(Stored data entries)
____
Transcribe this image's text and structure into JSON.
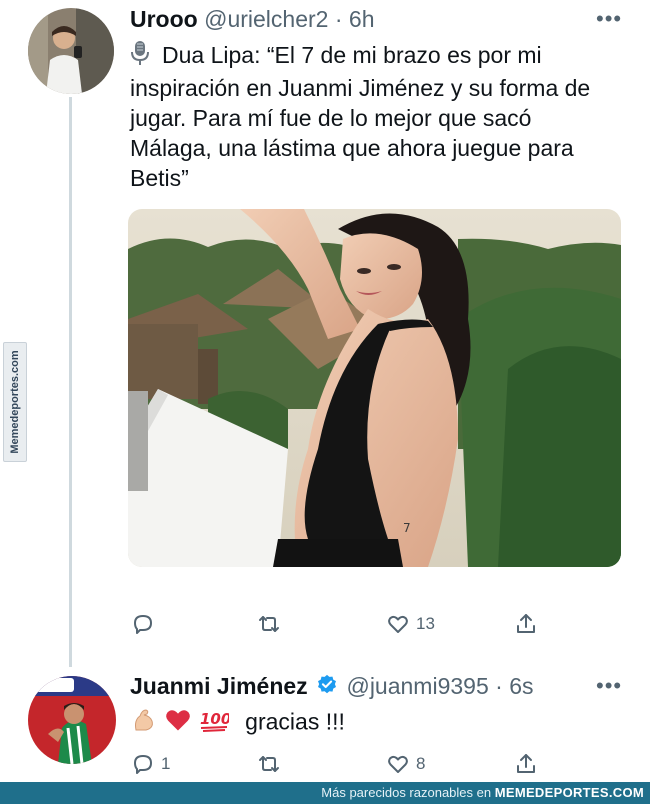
{
  "tweet1": {
    "display_name": "Urooo",
    "handle": "@urielcher2",
    "time": "6h",
    "more": "•••",
    "text_line1": "Dua Lipa: “El 7 de mi brazo es por mi",
    "text_line2": "inspiración en Juanmi Jiménez y su forma de",
    "text_line3": "jugar. Para mí fue de lo mejor que sacó",
    "text_line4": "Málaga, una lástima que ahora juegue para",
    "text_line5": "Betis”",
    "likes": "13",
    "replies": "",
    "retweets": ""
  },
  "tweet2": {
    "display_name": "Juanmi Jiménez",
    "handle": "@juanmi9395",
    "time": "6s",
    "more": "•••",
    "text": "gracias !!!",
    "replies": "1",
    "retweets": "",
    "likes": "8"
  },
  "side_tab": "Memedeportes.com",
  "footer": {
    "prefix": "Más parecidos razonables en",
    "brand": "MEMEDEPORTES.COM"
  },
  "colors": {
    "text": "#0f1419",
    "muted": "#536471",
    "verified": "#1d9bf0",
    "footer_bg": "#1f6f8b"
  },
  "icons": [
    "microphone-icon",
    "verified-badge-icon",
    "reply-icon",
    "retweet-icon",
    "like-icon",
    "share-icon",
    "flexed-biceps-icon",
    "red-heart-icon",
    "hundred-points-icon"
  ]
}
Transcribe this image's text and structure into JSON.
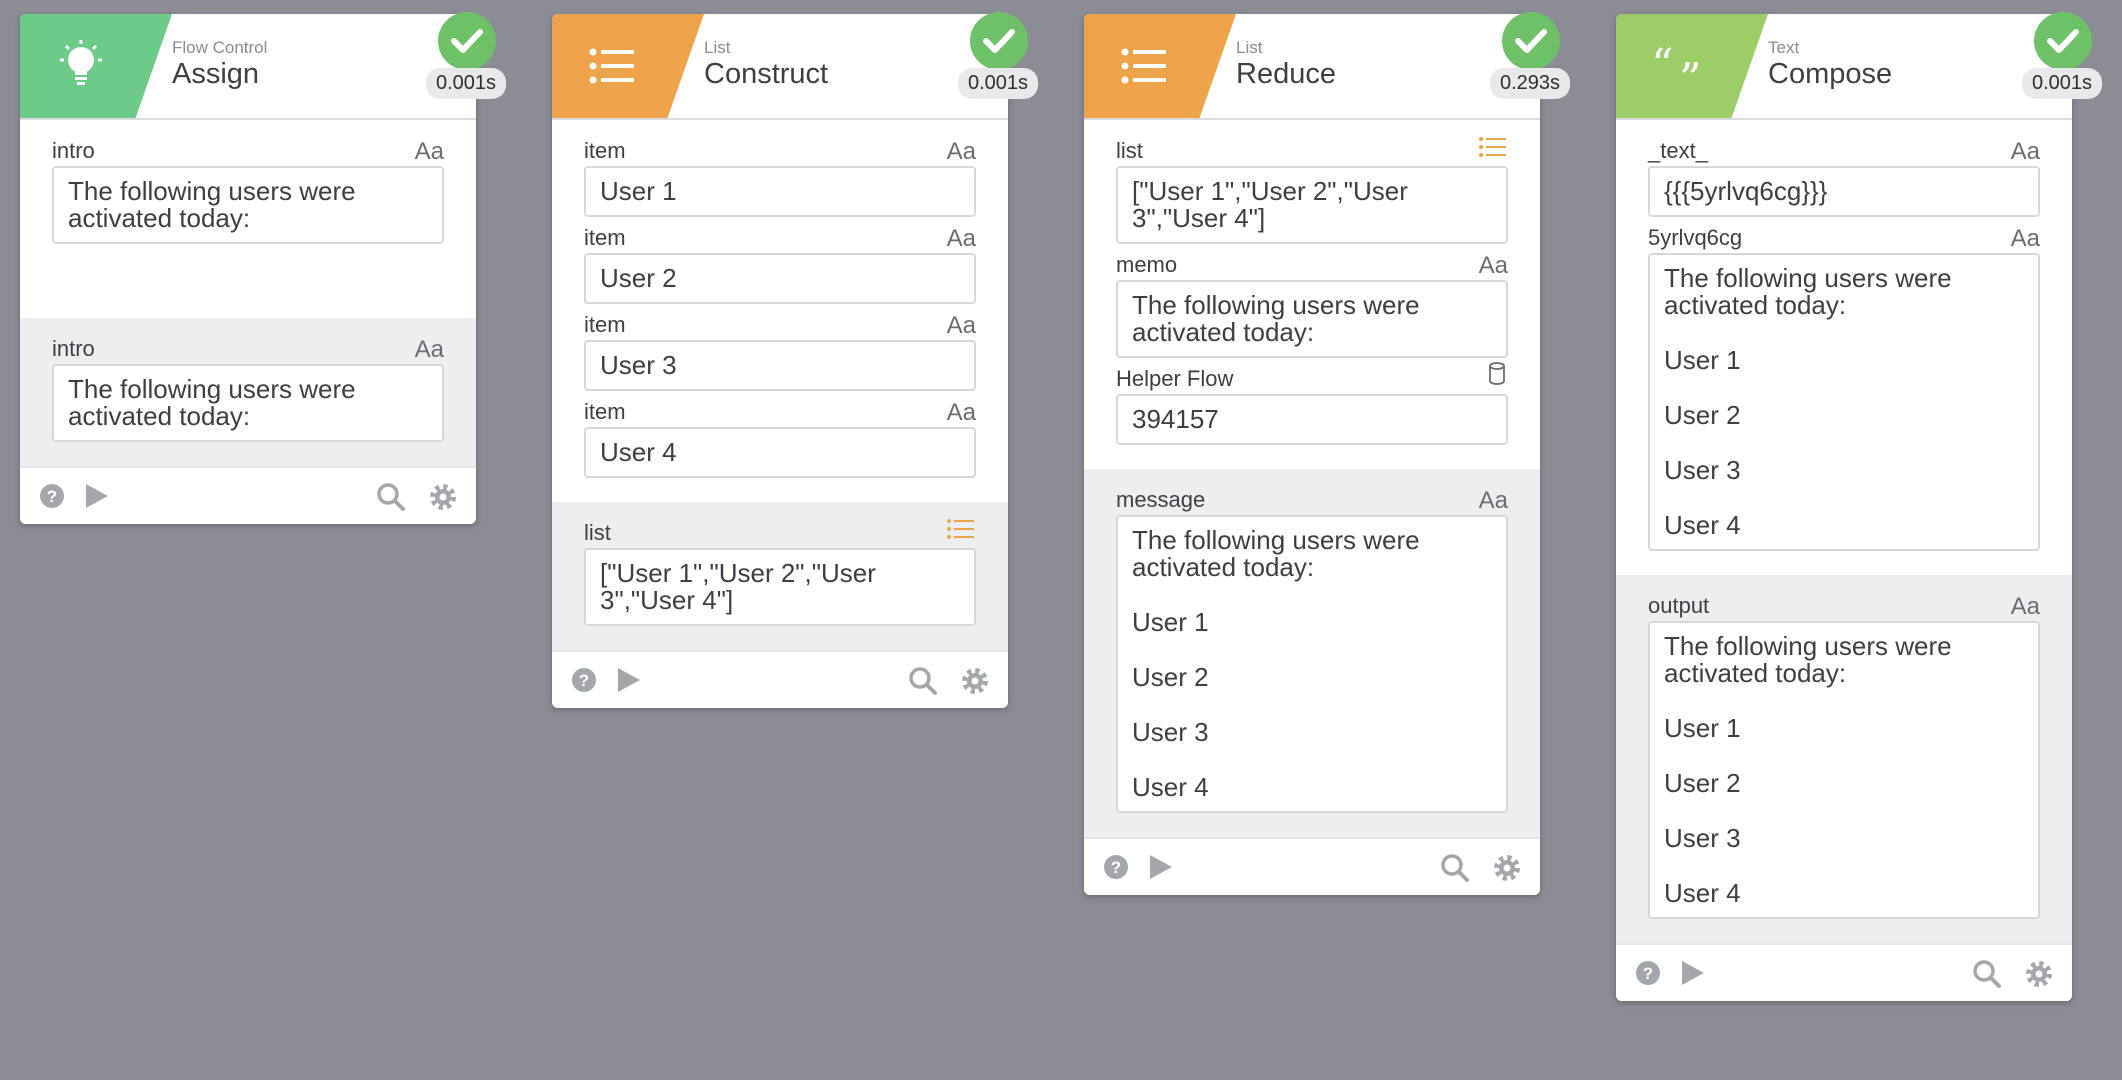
{
  "cards": [
    {
      "category": "Flow Control",
      "name": "Assign",
      "time": "0.001s",
      "inputs": [
        {
          "label": "intro",
          "type": "Aa",
          "lines": [
            "The following users were",
            "activated today:"
          ]
        }
      ],
      "outputs": [
        {
          "label": "intro",
          "type": "Aa",
          "lines": [
            "The following users were",
            "activated today:"
          ]
        }
      ]
    },
    {
      "category": "List",
      "name": "Construct",
      "time": "0.001s",
      "inputs": [
        {
          "label": "item",
          "type": "Aa",
          "lines": [
            "User 1"
          ]
        },
        {
          "label": "item",
          "type": "Aa",
          "lines": [
            "User 2"
          ]
        },
        {
          "label": "item",
          "type": "Aa",
          "lines": [
            "User 3"
          ]
        },
        {
          "label": "item",
          "type": "Aa",
          "lines": [
            "User 4"
          ]
        }
      ],
      "outputs": [
        {
          "label": "list",
          "type": "list",
          "lines": [
            "[\"User 1\",\"User 2\",\"User",
            "3\",\"User 4\"]"
          ]
        }
      ]
    },
    {
      "category": "List",
      "name": "Reduce",
      "time": "0.293s",
      "inputs": [
        {
          "label": "list",
          "type": "list",
          "lines": [
            "[\"User 1\",\"User 2\",\"User",
            "3\",\"User 4\"]"
          ]
        },
        {
          "label": "memo",
          "type": "Aa",
          "lines": [
            "The following users were",
            "activated today:"
          ]
        },
        {
          "label": "Helper Flow",
          "type": "flow",
          "lines": [
            "394157"
          ]
        }
      ],
      "outputs": [
        {
          "label": "message",
          "type": "Aa",
          "lines": [
            "The following users were",
            "activated today:",
            "",
            "User 1",
            "",
            "User 2",
            "",
            "User 3",
            "",
            "User 4"
          ]
        }
      ]
    },
    {
      "category": "Text",
      "name": "Compose",
      "time": "0.001s",
      "inputs": [
        {
          "label": "_text_",
          "type": "Aa",
          "lines": [
            "{{{5yrlvq6cg}}}"
          ]
        },
        {
          "label": "5yrlvq6cg",
          "type": "Aa",
          "lines": [
            "The following users were",
            "activated today:",
            "",
            "User 1",
            "",
            "User 2",
            "",
            "User 3",
            "",
            "User 4"
          ]
        }
      ],
      "outputs": [
        {
          "label": "output",
          "type": "Aa",
          "lines": [
            "The following users were",
            "activated today:",
            "",
            "User 1",
            "",
            "User 2",
            "",
            "User 3",
            "",
            "User 4"
          ]
        }
      ]
    }
  ],
  "colors": {
    "assign": "#6ccb86",
    "list": "#eea24a",
    "text": "#9ccd67",
    "success": "#6cc265",
    "list_icon": "#f0a640"
  },
  "icons": {
    "assign": "lightbulb-icon",
    "construct": "list-icon",
    "reduce": "list-icon",
    "compose": "quote-icon",
    "status": "checkmark-icon",
    "help": "help-icon",
    "run": "play-icon",
    "search": "search-icon",
    "settings": "gear-icon",
    "type_text": "text-type-icon",
    "type_list": "list-type-icon",
    "type_flow": "database-icon"
  }
}
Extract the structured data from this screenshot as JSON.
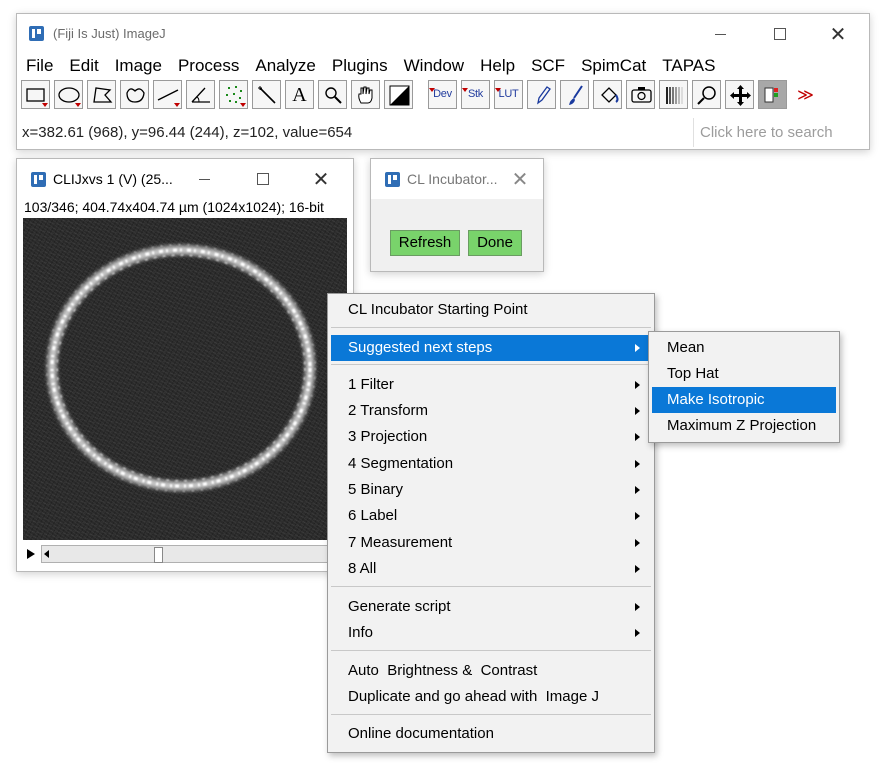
{
  "main_window": {
    "title": "(Fiji Is Just) ImageJ",
    "menus": [
      "File",
      "Edit",
      "Image",
      "Process",
      "Analyze",
      "Plugins",
      "Window",
      "Help",
      "SCF",
      "SpimCat",
      "TAPAS"
    ],
    "tools": {
      "text_tool": "A",
      "dev": "Dev",
      "stk": "Stk",
      "lut": "LUT",
      "more": "≫"
    },
    "status": "x=382.61 (968), y=96.44 (244), z=102, value=654",
    "search_placeholder": "Click here to search"
  },
  "image_window": {
    "title": "CLIJxvs 1 (V) (25...",
    "info": "103/346; 404.74x404.74 µm (1024x1024); 16-bit"
  },
  "incubator_window": {
    "title": "CL Incubator...",
    "refresh_label": "Refresh",
    "done_label": "Done",
    "button_color": "#79d36b"
  },
  "context_menu": {
    "starting_point": "CL Incubator Starting Point",
    "suggested": "Suggested next steps",
    "categories": [
      "1 Filter",
      "2 Transform",
      "3 Projection",
      "4 Segmentation",
      "5 Binary",
      "6 Label",
      "7 Measurement",
      "8 All"
    ],
    "generate_script": "Generate script",
    "info": "Info",
    "auto_brightness": "Auto  Brightness &  Contrast",
    "duplicate": "Duplicate and go ahead with  Image J",
    "online_docs": "Online documentation",
    "highlight_color": "#0a78d7"
  },
  "submenu": {
    "items": [
      "Mean",
      "Top Hat",
      "Make Isotropic",
      "Maximum Z Projection"
    ],
    "highlighted": "Make Isotropic"
  }
}
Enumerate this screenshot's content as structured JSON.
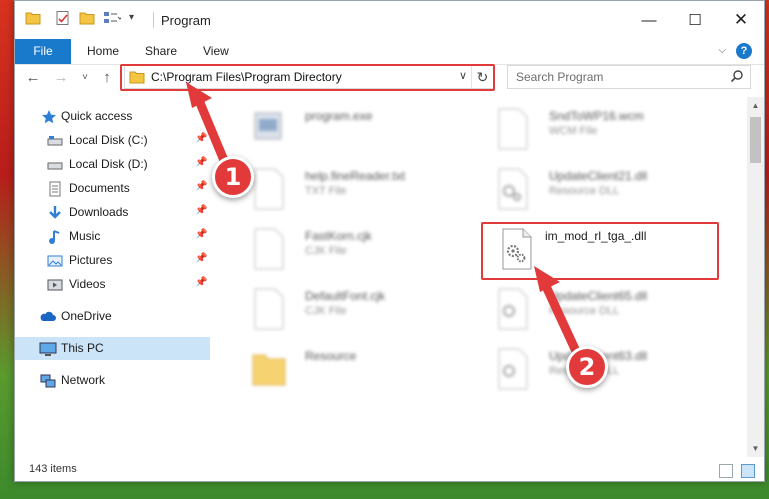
{
  "window": {
    "title": "Program"
  },
  "ribbon": {
    "tabs": [
      "File",
      "Home",
      "Share",
      "View"
    ]
  },
  "address_bar": {
    "path": "C:\\Program Files\\Program Directory"
  },
  "search": {
    "placeholder": "Search Program"
  },
  "nav": {
    "items": [
      {
        "label": "Quick access",
        "icon": "star-icon"
      },
      {
        "label": "Local Disk (C:)",
        "icon": "drive-icon",
        "pinned": true
      },
      {
        "label": "Local Disk (D:)",
        "icon": "drive-icon",
        "pinned": true
      },
      {
        "label": "Documents",
        "icon": "documents-icon",
        "pinned": true
      },
      {
        "label": "Downloads",
        "icon": "download-icon",
        "pinned": true
      },
      {
        "label": "Music",
        "icon": "music-icon",
        "pinned": true
      },
      {
        "label": "Pictures",
        "icon": "pictures-icon",
        "pinned": true
      },
      {
        "label": "Videos",
        "icon": "videos-icon",
        "pinned": true
      },
      {
        "label": "OneDrive",
        "icon": "cloud-icon"
      },
      {
        "label": "This PC",
        "icon": "computer-icon",
        "selected": true
      },
      {
        "label": "Network",
        "icon": "network-icon"
      }
    ]
  },
  "files": [
    {
      "name": "program.exe",
      "type": "",
      "icon": "exe-icon"
    },
    {
      "name": "SndToWP16.wcm",
      "type": "WCM File",
      "icon": "file-icon"
    },
    {
      "name": "help.fineReader.txt",
      "type": "TXT File",
      "icon": "file-icon"
    },
    {
      "name": "UpdateClient21.dll",
      "type": "Resource DLL",
      "icon": "dll-icon"
    },
    {
      "name": "FastKorn.cjk",
      "type": "CJK File",
      "icon": "file-icon"
    },
    {
      "name": "im_mod_rl_tga_.dll",
      "type": "",
      "icon": "dll-icon"
    },
    {
      "name": "DefaultFont.cjk",
      "type": "CJK File",
      "icon": "file-icon"
    },
    {
      "name": "UpdateClient65.dll",
      "type": "Resource DLL",
      "icon": "dll-icon"
    },
    {
      "name": "Resource",
      "type": "",
      "icon": "folder-icon"
    },
    {
      "name": "UpdateClient63.dll",
      "type": "Resource DLL",
      "icon": "dll-icon"
    }
  ],
  "status": {
    "item_count": "143 items"
  },
  "annotations": {
    "step1": "1",
    "step2": "2",
    "color": "#e03a3a"
  }
}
____
Scan the entries above. Copy each line that has the string "Local".

        "label": "Local Disk (C:)",
        "label": "Local Disk (D:)",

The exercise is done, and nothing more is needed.